Written exercise> Return every line below in which "text" appears.

======== Record list ========

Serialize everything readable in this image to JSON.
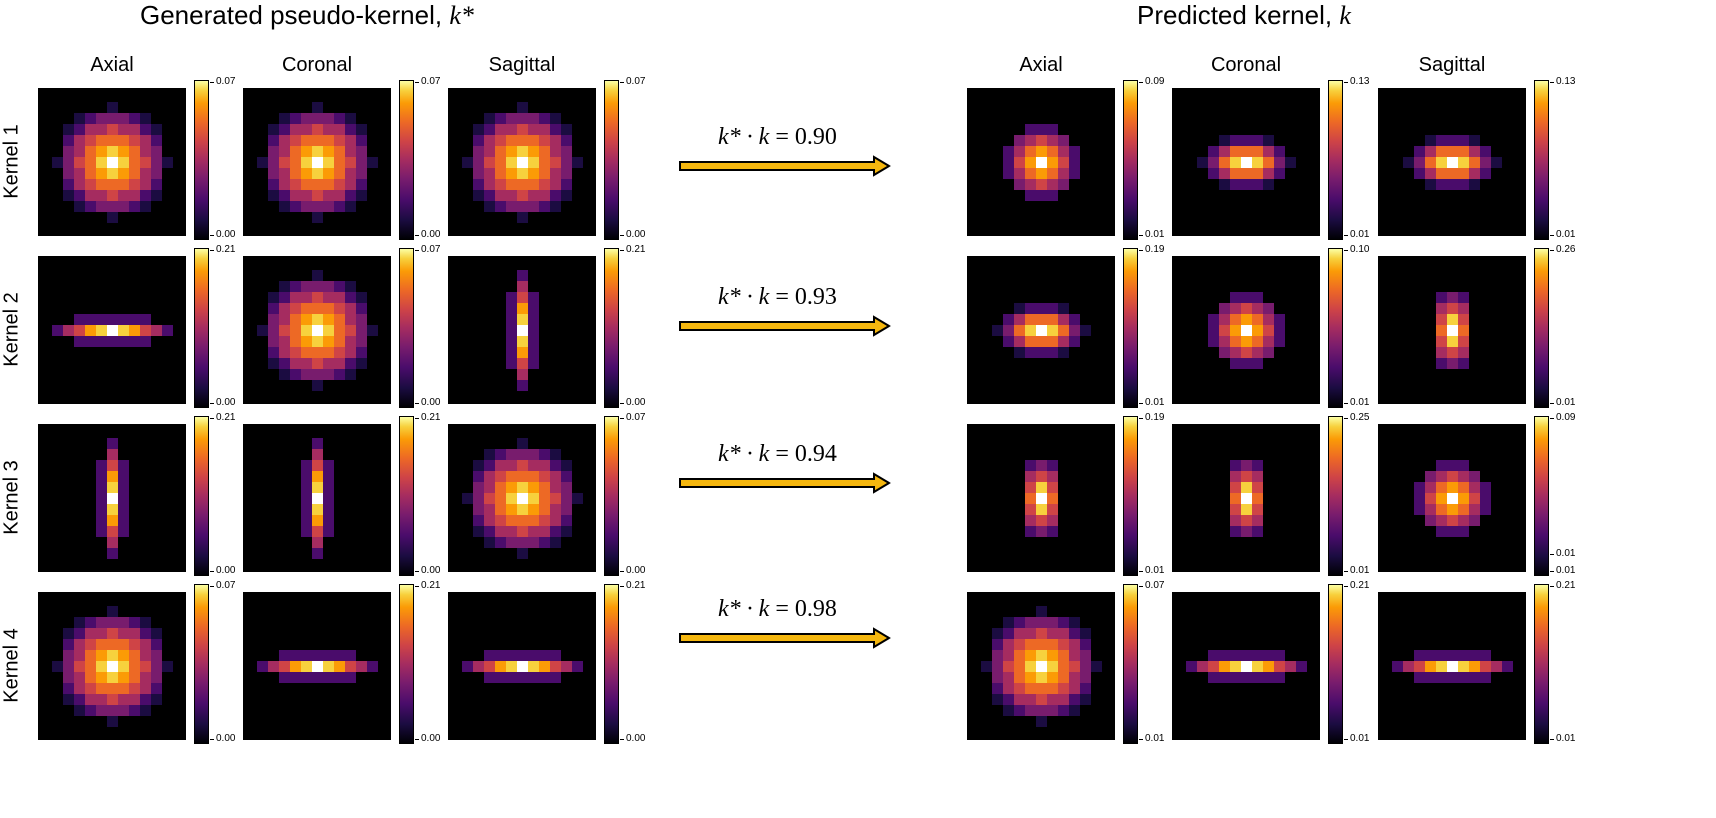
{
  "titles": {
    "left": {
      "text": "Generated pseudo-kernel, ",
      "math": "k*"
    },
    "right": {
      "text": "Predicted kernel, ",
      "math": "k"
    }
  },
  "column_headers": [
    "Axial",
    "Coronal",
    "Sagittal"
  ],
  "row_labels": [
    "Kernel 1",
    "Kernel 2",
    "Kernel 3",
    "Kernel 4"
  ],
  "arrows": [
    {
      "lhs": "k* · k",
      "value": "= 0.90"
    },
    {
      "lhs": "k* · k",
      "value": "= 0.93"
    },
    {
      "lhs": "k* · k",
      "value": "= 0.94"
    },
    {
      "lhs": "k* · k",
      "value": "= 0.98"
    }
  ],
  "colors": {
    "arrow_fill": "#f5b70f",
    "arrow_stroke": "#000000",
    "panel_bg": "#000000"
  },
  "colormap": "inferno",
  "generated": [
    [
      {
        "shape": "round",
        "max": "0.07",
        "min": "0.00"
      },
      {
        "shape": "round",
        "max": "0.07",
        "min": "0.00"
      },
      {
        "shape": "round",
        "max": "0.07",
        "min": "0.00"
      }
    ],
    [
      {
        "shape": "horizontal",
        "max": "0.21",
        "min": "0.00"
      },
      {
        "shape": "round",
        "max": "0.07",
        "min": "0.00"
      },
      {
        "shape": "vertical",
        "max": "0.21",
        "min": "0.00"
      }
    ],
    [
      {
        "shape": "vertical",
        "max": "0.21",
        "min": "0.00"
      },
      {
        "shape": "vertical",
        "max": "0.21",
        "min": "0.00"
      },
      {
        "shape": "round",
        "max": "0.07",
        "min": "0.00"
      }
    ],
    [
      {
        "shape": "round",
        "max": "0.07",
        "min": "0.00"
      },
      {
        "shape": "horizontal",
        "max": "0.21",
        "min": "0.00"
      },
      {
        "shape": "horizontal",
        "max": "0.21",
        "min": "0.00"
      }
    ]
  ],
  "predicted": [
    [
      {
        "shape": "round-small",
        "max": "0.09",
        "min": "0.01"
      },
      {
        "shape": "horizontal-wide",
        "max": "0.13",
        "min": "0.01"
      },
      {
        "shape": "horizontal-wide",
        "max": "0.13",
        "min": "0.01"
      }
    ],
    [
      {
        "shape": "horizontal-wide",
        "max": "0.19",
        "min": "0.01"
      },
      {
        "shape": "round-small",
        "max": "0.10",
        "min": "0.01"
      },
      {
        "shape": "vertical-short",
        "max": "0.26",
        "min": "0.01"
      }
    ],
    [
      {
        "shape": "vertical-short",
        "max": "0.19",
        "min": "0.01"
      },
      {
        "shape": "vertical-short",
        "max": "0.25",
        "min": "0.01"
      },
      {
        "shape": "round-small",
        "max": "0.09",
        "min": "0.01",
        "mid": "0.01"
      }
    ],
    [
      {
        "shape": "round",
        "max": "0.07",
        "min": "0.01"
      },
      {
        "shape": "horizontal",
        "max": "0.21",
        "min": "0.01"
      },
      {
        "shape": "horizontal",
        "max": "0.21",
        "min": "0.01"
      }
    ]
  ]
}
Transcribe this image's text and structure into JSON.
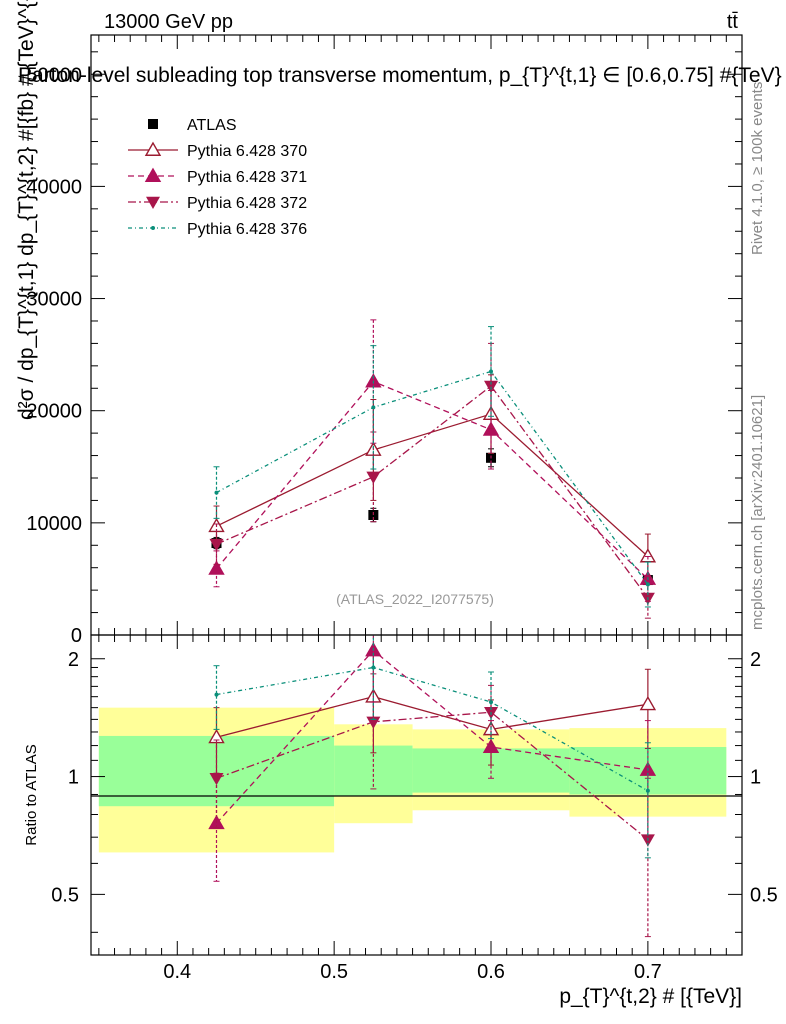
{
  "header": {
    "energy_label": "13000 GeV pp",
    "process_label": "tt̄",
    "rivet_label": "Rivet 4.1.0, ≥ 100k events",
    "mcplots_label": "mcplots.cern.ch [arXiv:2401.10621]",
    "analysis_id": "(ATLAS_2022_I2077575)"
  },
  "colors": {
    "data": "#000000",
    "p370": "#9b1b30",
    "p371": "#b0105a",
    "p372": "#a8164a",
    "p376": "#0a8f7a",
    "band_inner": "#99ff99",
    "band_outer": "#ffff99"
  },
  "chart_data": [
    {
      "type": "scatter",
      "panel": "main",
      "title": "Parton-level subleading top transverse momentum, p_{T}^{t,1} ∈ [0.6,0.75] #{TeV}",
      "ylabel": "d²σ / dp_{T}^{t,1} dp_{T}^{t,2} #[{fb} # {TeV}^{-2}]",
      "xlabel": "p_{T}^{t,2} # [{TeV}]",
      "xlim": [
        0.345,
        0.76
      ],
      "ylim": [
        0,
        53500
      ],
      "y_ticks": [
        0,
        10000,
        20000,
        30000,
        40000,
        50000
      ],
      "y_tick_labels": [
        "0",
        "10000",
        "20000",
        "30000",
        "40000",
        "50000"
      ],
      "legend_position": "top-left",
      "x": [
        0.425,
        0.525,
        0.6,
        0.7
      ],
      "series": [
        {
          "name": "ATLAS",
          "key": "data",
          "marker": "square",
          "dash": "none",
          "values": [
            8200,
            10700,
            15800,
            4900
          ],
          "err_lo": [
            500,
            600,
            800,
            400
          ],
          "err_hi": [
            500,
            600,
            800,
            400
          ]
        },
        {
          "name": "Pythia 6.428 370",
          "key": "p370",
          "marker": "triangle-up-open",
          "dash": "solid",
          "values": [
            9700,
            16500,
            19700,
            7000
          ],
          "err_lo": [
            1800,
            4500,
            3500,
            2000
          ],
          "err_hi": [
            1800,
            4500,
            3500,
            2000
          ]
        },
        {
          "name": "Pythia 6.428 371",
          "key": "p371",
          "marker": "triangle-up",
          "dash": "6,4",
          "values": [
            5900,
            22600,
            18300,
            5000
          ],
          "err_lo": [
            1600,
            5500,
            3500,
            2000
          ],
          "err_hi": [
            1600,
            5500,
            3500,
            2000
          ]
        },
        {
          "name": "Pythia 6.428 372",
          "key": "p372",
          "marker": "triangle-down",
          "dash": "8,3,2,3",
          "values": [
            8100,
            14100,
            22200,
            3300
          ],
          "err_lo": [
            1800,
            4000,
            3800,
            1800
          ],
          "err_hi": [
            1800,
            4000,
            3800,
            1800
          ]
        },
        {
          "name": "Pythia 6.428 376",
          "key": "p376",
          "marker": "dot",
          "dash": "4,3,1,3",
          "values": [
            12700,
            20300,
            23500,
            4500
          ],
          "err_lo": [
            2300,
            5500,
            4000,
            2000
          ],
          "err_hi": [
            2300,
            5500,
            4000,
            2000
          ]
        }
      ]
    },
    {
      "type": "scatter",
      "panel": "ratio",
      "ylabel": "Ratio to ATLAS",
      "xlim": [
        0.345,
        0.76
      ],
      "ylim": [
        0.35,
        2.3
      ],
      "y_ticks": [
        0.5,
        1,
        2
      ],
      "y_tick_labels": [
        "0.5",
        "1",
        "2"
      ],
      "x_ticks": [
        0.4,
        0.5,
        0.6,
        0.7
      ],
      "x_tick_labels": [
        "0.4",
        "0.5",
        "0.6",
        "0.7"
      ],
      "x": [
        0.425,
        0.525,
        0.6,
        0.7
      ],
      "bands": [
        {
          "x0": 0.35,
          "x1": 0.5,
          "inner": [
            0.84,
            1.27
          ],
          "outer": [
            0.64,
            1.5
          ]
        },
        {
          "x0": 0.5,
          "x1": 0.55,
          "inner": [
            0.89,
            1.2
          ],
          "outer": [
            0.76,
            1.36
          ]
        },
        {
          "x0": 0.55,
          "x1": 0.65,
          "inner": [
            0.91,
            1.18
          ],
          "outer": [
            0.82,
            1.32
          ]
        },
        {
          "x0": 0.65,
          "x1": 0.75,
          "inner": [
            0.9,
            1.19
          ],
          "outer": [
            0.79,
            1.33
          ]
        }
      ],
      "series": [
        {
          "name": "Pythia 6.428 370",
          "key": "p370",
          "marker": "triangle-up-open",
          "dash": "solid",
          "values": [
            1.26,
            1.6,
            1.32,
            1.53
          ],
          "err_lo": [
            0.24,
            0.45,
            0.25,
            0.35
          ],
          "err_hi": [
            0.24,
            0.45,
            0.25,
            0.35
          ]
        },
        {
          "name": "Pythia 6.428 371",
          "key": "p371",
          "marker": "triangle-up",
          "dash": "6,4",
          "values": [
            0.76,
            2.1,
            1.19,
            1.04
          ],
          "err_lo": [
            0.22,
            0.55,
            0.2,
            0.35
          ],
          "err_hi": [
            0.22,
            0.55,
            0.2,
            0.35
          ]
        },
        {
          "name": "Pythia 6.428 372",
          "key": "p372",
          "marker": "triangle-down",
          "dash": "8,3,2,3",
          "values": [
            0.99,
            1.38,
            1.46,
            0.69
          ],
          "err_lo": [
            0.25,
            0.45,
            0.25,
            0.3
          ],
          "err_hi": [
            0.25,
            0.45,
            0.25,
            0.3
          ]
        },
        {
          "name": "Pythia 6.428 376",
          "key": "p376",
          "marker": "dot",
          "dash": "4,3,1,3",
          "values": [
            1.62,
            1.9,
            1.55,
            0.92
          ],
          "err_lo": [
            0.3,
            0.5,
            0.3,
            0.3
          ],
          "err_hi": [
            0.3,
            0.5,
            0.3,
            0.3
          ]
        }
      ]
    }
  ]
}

========

The completed task>
      "text": "Generated pseudo-kernel, ",
      "text": "Predicted kernel, ",
Transcribe this image's text and structure into JSON.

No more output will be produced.